#### The request
Where does the string "values" appear in the records? Copy every line that contains it.

#### Materials provided

▬▬▬

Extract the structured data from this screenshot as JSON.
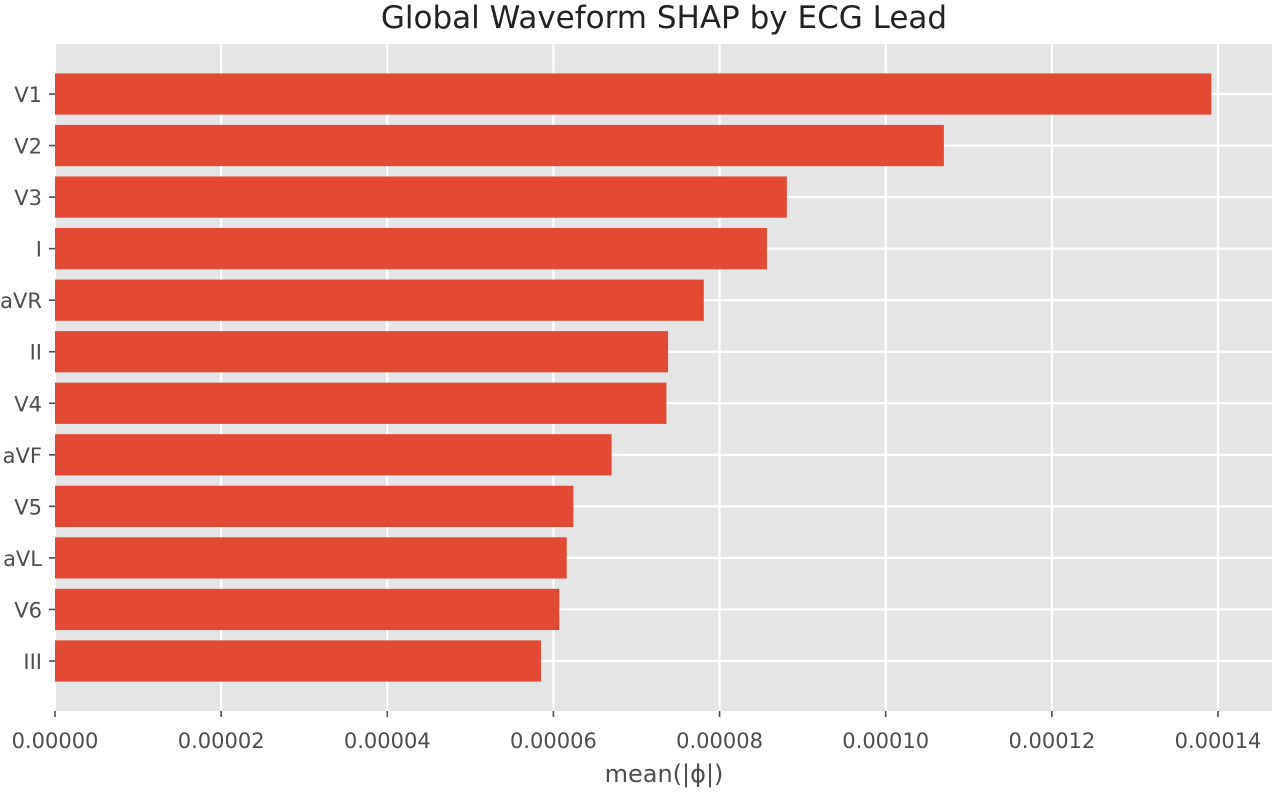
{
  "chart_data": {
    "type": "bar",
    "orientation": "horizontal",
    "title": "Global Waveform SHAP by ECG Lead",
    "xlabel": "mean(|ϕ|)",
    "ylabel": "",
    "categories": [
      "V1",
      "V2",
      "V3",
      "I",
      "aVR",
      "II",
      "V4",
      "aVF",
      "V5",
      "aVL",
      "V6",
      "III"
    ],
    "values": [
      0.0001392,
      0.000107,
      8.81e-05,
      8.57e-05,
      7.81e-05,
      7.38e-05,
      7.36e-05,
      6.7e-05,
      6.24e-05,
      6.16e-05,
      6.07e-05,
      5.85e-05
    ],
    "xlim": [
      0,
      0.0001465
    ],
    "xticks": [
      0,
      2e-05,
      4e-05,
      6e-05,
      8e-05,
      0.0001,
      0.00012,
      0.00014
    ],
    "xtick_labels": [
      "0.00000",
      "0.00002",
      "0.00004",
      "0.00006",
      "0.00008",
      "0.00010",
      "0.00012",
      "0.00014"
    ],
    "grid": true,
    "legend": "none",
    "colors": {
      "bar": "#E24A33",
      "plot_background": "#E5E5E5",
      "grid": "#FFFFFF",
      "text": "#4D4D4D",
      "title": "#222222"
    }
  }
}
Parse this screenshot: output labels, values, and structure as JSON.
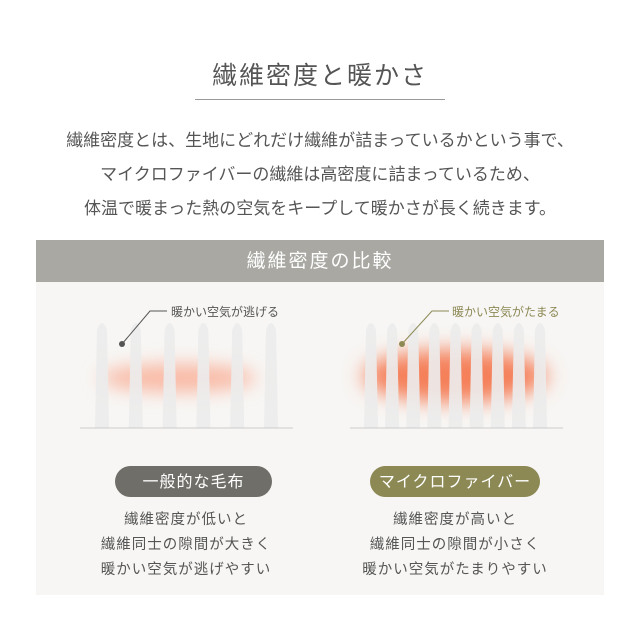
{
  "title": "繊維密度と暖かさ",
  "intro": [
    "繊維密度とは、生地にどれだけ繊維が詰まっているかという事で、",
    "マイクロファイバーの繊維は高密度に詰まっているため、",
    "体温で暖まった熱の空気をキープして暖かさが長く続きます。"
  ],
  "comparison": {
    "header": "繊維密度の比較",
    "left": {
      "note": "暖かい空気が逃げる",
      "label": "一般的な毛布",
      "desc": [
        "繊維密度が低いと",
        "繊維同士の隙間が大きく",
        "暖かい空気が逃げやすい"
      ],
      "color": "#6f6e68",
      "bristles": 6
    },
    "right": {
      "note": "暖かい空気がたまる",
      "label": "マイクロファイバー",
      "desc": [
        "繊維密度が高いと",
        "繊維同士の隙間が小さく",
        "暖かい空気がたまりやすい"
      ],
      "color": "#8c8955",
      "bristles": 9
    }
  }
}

▬▬▬

#### Reply to the task
    "values": [
Parse this screenshot: output labels, values, and structure as JSON.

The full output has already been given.